[GIVEN DATA]
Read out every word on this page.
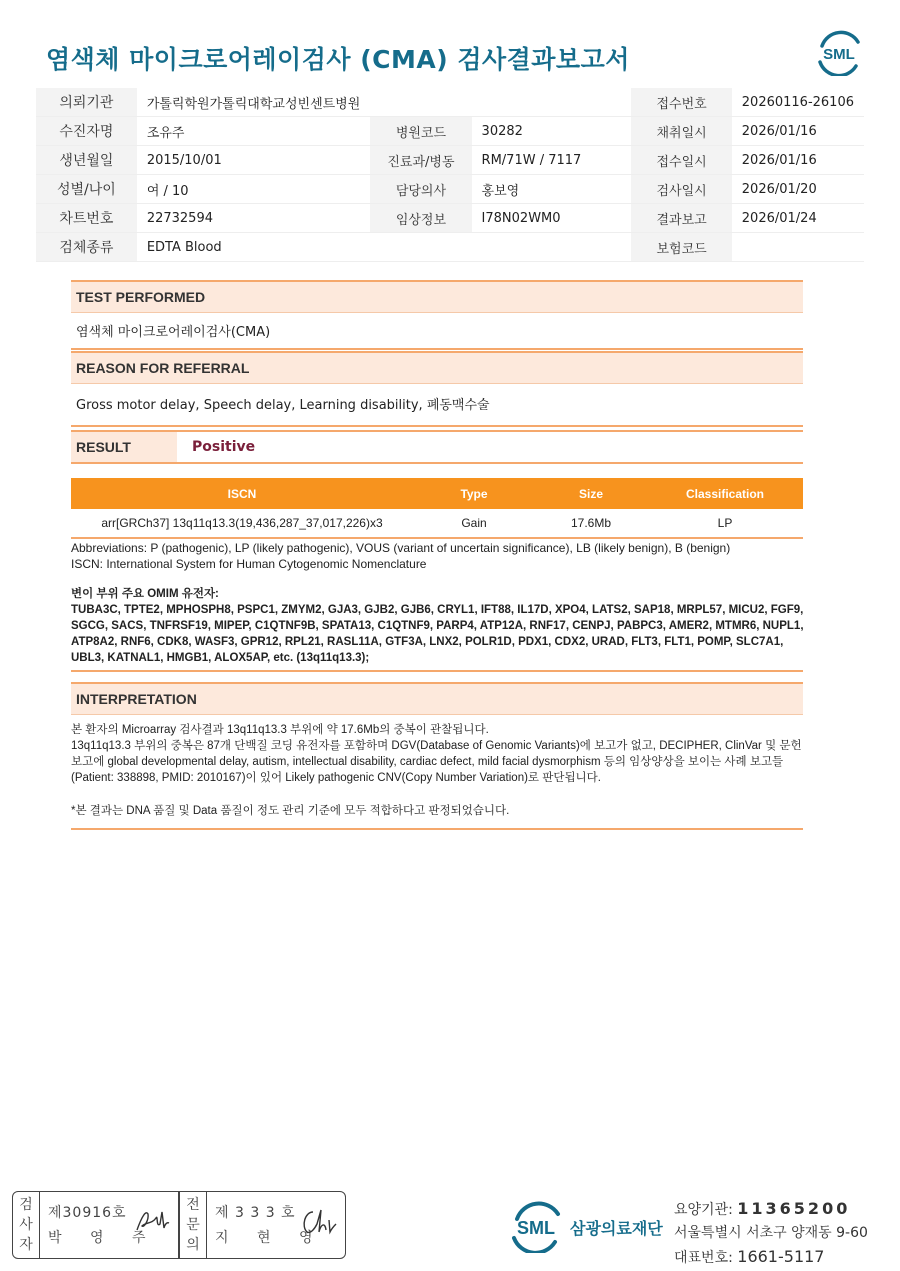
염색체 마이크로어레이검사 (CMA) 검사결과보고서	SML
의뢰기관	가톨릭학원가톨릭대학교성빈센트병원			접수번호	20260116-26106
수진자명	조유주	병원코드	30282	채취일시	2026/01/16
생년월일	2015/10/01	진료과/병동	RM/71W / 7117	접수일시	2026/01/16
성별/나이	여 / 10	담당의사	홍보영	검사일시	2026/01/20
차트번호	22732594	임상정보	I78N02WM0	결과보고	2026/01/24
검체종류	EDTA Blood			보험코드	
TEST PERFORMED
염색체 마이크로어레이검사(CMA)
REASON FOR REFERRAL
Gross motor delay, Speech delay, Learning disability, 폐동맥수술
RESULT	Positive
ISCN	Type	Size	Classification
arr[GRCh37] 13q11q13.3(19,436,287_37,017,226)x3	Gain	17.6Mb	LP
Abbreviations: P (pathogenic), LP (likely pathogenic), VOUS (variant of uncertain significance), LB (likely benign), B (benign)
ISCN: International System for Human Cytogenomic Nomenclature
변이 부위 주요 OMIM 유전자:
TUBA3C, TPTE2, MPHOSPH8, PSPC1, ZMYM2, GJA3, GJB2, GJB6, CRYL1, IFT88, IL17D, XPO4, LATS2, SAP18, MRPL57, MICU2, FGF9, SGCG, SACS, TNFRSF19, MIPEP, C1QTNF9B, SPATA13, C1QTNF9, PARP4, ATP12A, RNF17, CENPJ, PABPC3, AMER2, MTMR6, NUPL1, ATP8A2, RNF6, CDK8, WASF3, GPR12, RPL21, RASL11A, GTF3A, LNX2, POLR1D, PDX1, CDX2, URAD, FLT3, FLT1, POMP, SLC7A1, UBL3, KATNAL1, HMGB1, ALOX5AP, etc. (13q11q13.3);
INTERPRETATION
본 환자의 Microarray 검사결과 13q11q13.3 부위에 약 17.6Mb의 중복이 관찰됩니다.
13q11q13.3 부위의 중복은 87개 단백질 코딩 유전자를 포함하며 DGV(Database of Genomic Variants)에 보고가 없고, DECIPHER, ClinVar 및 문헌보고에 global developmental delay, autism, intellectual disability, cardiac defect, mild facial dysmorphism 등의 임상양상을 보이는 사례 보고들(Patient: 338898, PMID: 2010167)이 있어 Likely pathogenic CNV(Copy Number Variation)로 판단됩니다.
*본 결과는 DNA 품질 및 Data 품질이 정도 관리 기준에 모두 적합하다고 판정되었습니다.
검
사
자
제30916호
박 영 주
전
문
의
제 3 3 3 호
지 현 영	SML 삼광의료재단
요양기관: 11365200
서울특별시 서초구 양재동 9-60
대표번호: 1661-5117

[AIM OF THE TASK] Only lines with the word "ISCN" count here; copy every one from the records.

[RESPONSE AREA]
ISCN	Type	Size	Classification
ISCN: International System for Human Cytogenomic Nomenclature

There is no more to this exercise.